§ Task description
Reproduce the records below in full and word for word, excluding pictures.
---+---
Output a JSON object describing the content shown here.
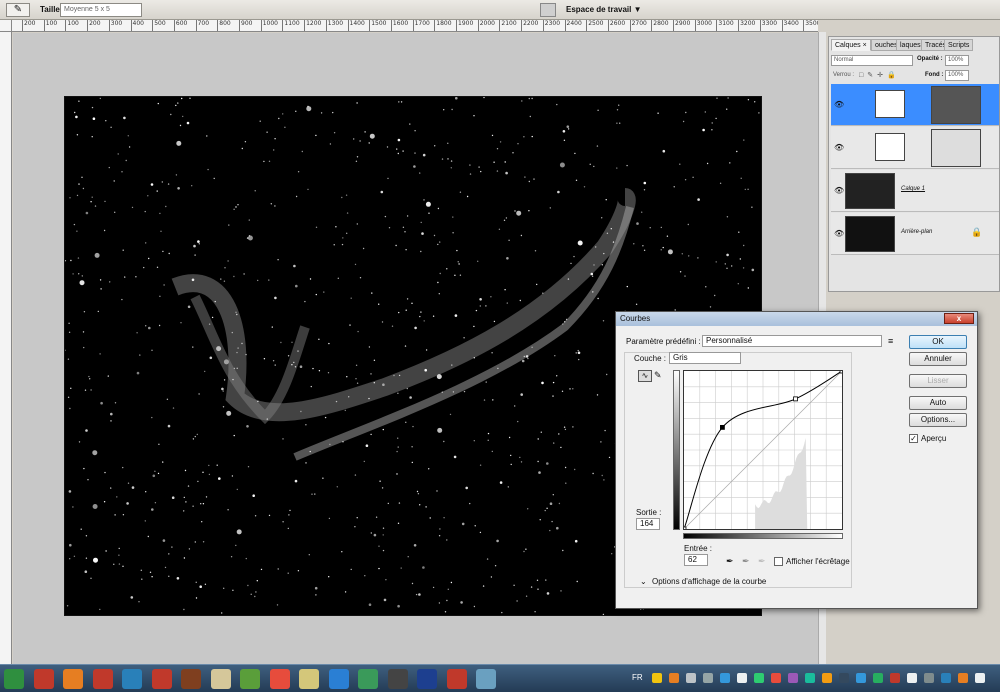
{
  "optbar": {
    "tool_icon": "eyedropper-icon",
    "size_label": "Taille :",
    "size_value": "Moyenne 5 x 5",
    "workspace_label": "Espace de travail ▼"
  },
  "ruler": [
    "200",
    "100",
    "100",
    "200",
    "300",
    "400",
    "500",
    "600",
    "700",
    "800",
    "900",
    "1000",
    "1100",
    "1200",
    "1300",
    "1400",
    "1500",
    "1600",
    "1700",
    "1800",
    "1900",
    "2000",
    "2100",
    "2200",
    "2300",
    "2400",
    "2500",
    "2600",
    "2700",
    "2800",
    "2900",
    "3000",
    "3100",
    "3200",
    "3300",
    "3400",
    "3500"
  ],
  "layers": {
    "tabs": [
      "Calques ×",
      "ouches",
      "laques",
      "Tracés",
      "Scripts"
    ],
    "blend_mode": "Normal",
    "opacity_label": "Opacité :",
    "opacity_value": "100%",
    "lock_label": "Verrou :",
    "fill_label": "Fond :",
    "fill_value": "100%",
    "items": [
      {
        "name": "",
        "type": "curves-adjustment",
        "selected": true
      },
      {
        "name": "",
        "type": "levels-adjustment",
        "selected": false
      },
      {
        "name": "Calque 1",
        "type": "image",
        "selected": false
      },
      {
        "name": "Arrière-plan",
        "type": "image",
        "selected": false
      }
    ]
  },
  "curves": {
    "title": "Courbes",
    "close": "x",
    "preset_label": "Paramètre prédéfini :",
    "preset_value": "Personnalisé",
    "channel_label": "Couche :",
    "channel_value": "Gris",
    "output_label": "Sortie :",
    "output_value": "164",
    "input_label": "Entrée :",
    "input_value": "62",
    "clip_label": "Afficher l'écrêtage",
    "options_label": "Options d'affichage de la courbe",
    "buttons": {
      "ok": "OK",
      "cancel": "Annuler",
      "smooth": "Lisser",
      "auto": "Auto",
      "options": "Options..."
    },
    "preview_label": "Aperçu",
    "preview_checked": true,
    "curve_points": [
      [
        0,
        0
      ],
      [
        62,
        164
      ],
      [
        180,
        210
      ],
      [
        255,
        255
      ]
    ]
  },
  "taskbar": {
    "language": "FR",
    "icons": [
      "windows-orb-icon",
      "app-icon",
      "firefox-icon",
      "filezilla-icon",
      "app-icon",
      "app-icon",
      "app-icon",
      "explorer-icon",
      "app-icon",
      "chrome-icon",
      "folder-icon",
      "skype-icon",
      "app-icon",
      "app-icon",
      "photoshop-icon",
      "app-icon",
      "app-icon"
    ]
  }
}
---+---
§ Response below
Output a JSON object describing the content shown here.
{
  "optbar": {
    "tool_icon": "eyedropper-icon",
    "size_label": "Taille :",
    "size_value": "Moyenne 5 x 5",
    "workspace_label": "Espace de travail ▼"
  },
  "ruler": [
    "200",
    "100",
    "100",
    "200",
    "300",
    "400",
    "500",
    "600",
    "700",
    "800",
    "900",
    "1000",
    "1100",
    "1200",
    "1300",
    "1400",
    "1500",
    "1600",
    "1700",
    "1800",
    "1900",
    "2000",
    "2100",
    "2200",
    "2300",
    "2400",
    "2500",
    "2600",
    "2700",
    "2800",
    "2900",
    "3000",
    "3100",
    "3200",
    "3300",
    "3400",
    "3500"
  ],
  "layers": {
    "tabs": [
      "Calques ×",
      "ouches",
      "laques",
      "Tracés",
      "Scripts"
    ],
    "blend_mode": "Normal",
    "opacity_label": "Opacité :",
    "opacity_value": "100%",
    "lock_label": "Verrou :",
    "fill_label": "Fond :",
    "fill_value": "100%",
    "items": [
      {
        "name": "",
        "type": "curves-adjustment",
        "selected": true
      },
      {
        "name": "",
        "type": "levels-adjustment",
        "selected": false
      },
      {
        "name": "Calque 1",
        "type": "image",
        "selected": false
      },
      {
        "name": "Arrière-plan",
        "type": "image",
        "selected": false
      }
    ]
  },
  "curves": {
    "title": "Courbes",
    "close": "x",
    "preset_label": "Paramètre prédéfini :",
    "preset_value": "Personnalisé",
    "channel_label": "Couche :",
    "channel_value": "Gris",
    "output_label": "Sortie :",
    "output_value": "164",
    "input_label": "Entrée :",
    "input_value": "62",
    "clip_label": "Afficher l'écrêtage",
    "options_label": "Options d'affichage de la courbe",
    "buttons": {
      "ok": "OK",
      "cancel": "Annuler",
      "smooth": "Lisser",
      "auto": "Auto",
      "options": "Options..."
    },
    "preview_label": "Aperçu",
    "preview_checked": true,
    "curve_points": [
      [
        0,
        0
      ],
      [
        62,
        164
      ],
      [
        180,
        210
      ],
      [
        255,
        255
      ]
    ]
  },
  "taskbar": {
    "language": "FR",
    "icons": [
      "windows-orb-icon",
      "app-icon",
      "firefox-icon",
      "filezilla-icon",
      "app-icon",
      "app-icon",
      "app-icon",
      "explorer-icon",
      "app-icon",
      "chrome-icon",
      "folder-icon",
      "skype-icon",
      "app-icon",
      "app-icon",
      "photoshop-icon",
      "app-icon",
      "app-icon"
    ]
  }
}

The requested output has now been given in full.